■ Data entries
— Start —

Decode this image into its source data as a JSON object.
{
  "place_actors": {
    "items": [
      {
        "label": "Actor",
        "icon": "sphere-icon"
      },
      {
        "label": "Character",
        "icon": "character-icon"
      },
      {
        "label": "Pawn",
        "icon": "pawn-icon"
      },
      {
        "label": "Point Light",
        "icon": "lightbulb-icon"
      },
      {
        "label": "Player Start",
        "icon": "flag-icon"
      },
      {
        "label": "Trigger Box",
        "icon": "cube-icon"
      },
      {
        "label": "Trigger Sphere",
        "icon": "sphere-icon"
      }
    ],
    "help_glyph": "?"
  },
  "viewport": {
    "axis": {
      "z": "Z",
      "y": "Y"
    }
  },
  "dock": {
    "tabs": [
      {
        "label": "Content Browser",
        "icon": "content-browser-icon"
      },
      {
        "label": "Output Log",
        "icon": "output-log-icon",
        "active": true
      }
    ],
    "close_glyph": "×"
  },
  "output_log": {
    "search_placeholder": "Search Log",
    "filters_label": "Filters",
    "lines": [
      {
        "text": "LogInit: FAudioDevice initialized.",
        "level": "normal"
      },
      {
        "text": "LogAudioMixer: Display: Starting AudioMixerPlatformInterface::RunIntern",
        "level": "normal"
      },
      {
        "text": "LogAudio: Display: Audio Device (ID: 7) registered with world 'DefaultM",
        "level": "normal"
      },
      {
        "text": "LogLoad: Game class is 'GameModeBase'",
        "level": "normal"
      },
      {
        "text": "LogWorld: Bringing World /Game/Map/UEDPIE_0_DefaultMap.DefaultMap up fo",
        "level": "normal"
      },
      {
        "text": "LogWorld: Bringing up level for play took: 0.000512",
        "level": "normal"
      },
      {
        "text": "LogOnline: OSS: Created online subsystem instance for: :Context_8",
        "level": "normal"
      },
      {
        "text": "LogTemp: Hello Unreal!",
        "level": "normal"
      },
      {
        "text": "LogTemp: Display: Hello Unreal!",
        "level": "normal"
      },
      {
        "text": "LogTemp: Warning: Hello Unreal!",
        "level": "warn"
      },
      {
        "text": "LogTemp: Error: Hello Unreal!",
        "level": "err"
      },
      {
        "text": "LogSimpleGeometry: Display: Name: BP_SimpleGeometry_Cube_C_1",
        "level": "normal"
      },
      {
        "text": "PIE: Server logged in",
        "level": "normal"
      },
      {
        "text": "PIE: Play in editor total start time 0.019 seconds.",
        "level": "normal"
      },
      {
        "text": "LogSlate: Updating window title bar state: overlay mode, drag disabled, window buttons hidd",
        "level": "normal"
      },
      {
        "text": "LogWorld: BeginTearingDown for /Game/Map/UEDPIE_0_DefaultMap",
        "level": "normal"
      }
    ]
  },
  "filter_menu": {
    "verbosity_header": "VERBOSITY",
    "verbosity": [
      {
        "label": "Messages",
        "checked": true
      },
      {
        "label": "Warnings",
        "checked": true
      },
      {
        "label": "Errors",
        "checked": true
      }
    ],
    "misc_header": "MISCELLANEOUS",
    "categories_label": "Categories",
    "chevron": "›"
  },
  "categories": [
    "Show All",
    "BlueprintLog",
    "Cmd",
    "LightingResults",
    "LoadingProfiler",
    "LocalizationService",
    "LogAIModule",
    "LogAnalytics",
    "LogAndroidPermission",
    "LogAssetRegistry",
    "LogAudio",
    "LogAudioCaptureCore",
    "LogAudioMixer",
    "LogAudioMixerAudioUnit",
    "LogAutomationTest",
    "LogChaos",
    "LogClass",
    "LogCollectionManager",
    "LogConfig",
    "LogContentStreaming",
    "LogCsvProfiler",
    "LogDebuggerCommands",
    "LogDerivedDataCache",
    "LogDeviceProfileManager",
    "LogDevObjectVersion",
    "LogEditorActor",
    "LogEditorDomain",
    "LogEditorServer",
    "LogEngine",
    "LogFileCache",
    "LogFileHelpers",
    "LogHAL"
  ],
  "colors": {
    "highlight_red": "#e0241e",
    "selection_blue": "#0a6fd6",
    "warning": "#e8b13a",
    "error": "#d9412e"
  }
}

— End —

■ Task goal
Return the material in full, exactly as shown.

■ Result below
Decode this image into its source data as a JSON object.
{
  "place_actors": {
    "items": [
      {
        "label": "Actor",
        "icon": "sphere-icon"
      },
      {
        "label": "Character",
        "icon": "character-icon"
      },
      {
        "label": "Pawn",
        "icon": "pawn-icon"
      },
      {
        "label": "Point Light",
        "icon": "lightbulb-icon"
      },
      {
        "label": "Player Start",
        "icon": "flag-icon"
      },
      {
        "label": "Trigger Box",
        "icon": "cube-icon"
      },
      {
        "label": "Trigger Sphere",
        "icon": "sphere-icon"
      }
    ],
    "help_glyph": "?"
  },
  "viewport": {
    "axis": {
      "z": "Z",
      "y": "Y"
    }
  },
  "dock": {
    "tabs": [
      {
        "label": "Content Browser",
        "icon": "content-browser-icon"
      },
      {
        "label": "Output Log",
        "icon": "output-log-icon",
        "active": true
      }
    ],
    "close_glyph": "×"
  },
  "output_log": {
    "search_placeholder": "Search Log",
    "filters_label": "Filters",
    "lines": [
      {
        "text": "LogInit: FAudioDevice initialized.",
        "level": "normal"
      },
      {
        "text": "LogAudioMixer: Display: Starting AudioMixerPlatformInterface::RunIntern",
        "level": "normal"
      },
      {
        "text": "LogAudio: Display: Audio Device (ID: 7) registered with world 'DefaultM",
        "level": "normal"
      },
      {
        "text": "LogLoad: Game class is 'GameModeBase'",
        "level": "normal"
      },
      {
        "text": "LogWorld: Bringing World /Game/Map/UEDPIE_0_DefaultMap.DefaultMap up fo",
        "level": "normal"
      },
      {
        "text": "LogWorld: Bringing up level for play took: 0.000512",
        "level": "normal"
      },
      {
        "text": "LogOnline: OSS: Created online subsystem instance for: :Context_8",
        "level": "normal"
      },
      {
        "text": "LogTemp: Hello Unreal!",
        "level": "normal"
      },
      {
        "text": "LogTemp: Display: Hello Unreal!",
        "level": "normal"
      },
      {
        "text": "LogTemp: Warning: Hello Unreal!",
        "level": "warn"
      },
      {
        "text": "LogTemp: Error: Hello Unreal!",
        "level": "err"
      },
      {
        "text": "LogSimpleGeometry: Display: Name: BP_SimpleGeometry_Cube_C_1",
        "level": "normal"
      },
      {
        "text": "PIE: Server logged in",
        "level": "normal"
      },
      {
        "text": "PIE: Play in editor total start time 0.019 seconds.",
        "level": "normal"
      },
      {
        "text": "LogSlate: Updating window title bar state: overlay mode, drag disabled, window buttons hidd",
        "level": "normal"
      },
      {
        "text": "LogWorld: BeginTearingDown for /Game/Map/UEDPIE_0_DefaultMap",
        "level": "normal"
      }
    ]
  },
  "filter_menu": {
    "verbosity_header": "VERBOSITY",
    "verbosity": [
      {
        "label": "Messages",
        "checked": true
      },
      {
        "label": "Warnings",
        "checked": true
      },
      {
        "label": "Errors",
        "checked": true
      }
    ],
    "misc_header": "MISCELLANEOUS",
    "categories_label": "Categories",
    "chevron": "›"
  },
  "categories": [
    "Show All",
    "BlueprintLog",
    "Cmd",
    "LightingResults",
    "LoadingProfiler",
    "LocalizationService",
    "LogAIModule",
    "LogAnalytics",
    "LogAndroidPermission",
    "LogAssetRegistry",
    "LogAudio",
    "LogAudioCaptureCore",
    "LogAudioMixer",
    "LogAudioMixerAudioUnit",
    "LogAutomationTest",
    "LogChaos",
    "LogClass",
    "LogCollectionManager",
    "LogConfig",
    "LogContentStreaming",
    "LogCsvProfiler",
    "LogDebuggerCommands",
    "LogDerivedDataCache",
    "LogDeviceProfileManager",
    "LogDevObjectVersion",
    "LogEditorActor",
    "LogEditorDomain",
    "LogEditorServer",
    "LogEngine",
    "LogFileCache",
    "LogFileHelpers",
    "LogHAL"
  ],
  "colors": {
    "highlight_red": "#e0241e",
    "selection_blue": "#0a6fd6",
    "warning": "#e8b13a",
    "error": "#d9412e"
  }
}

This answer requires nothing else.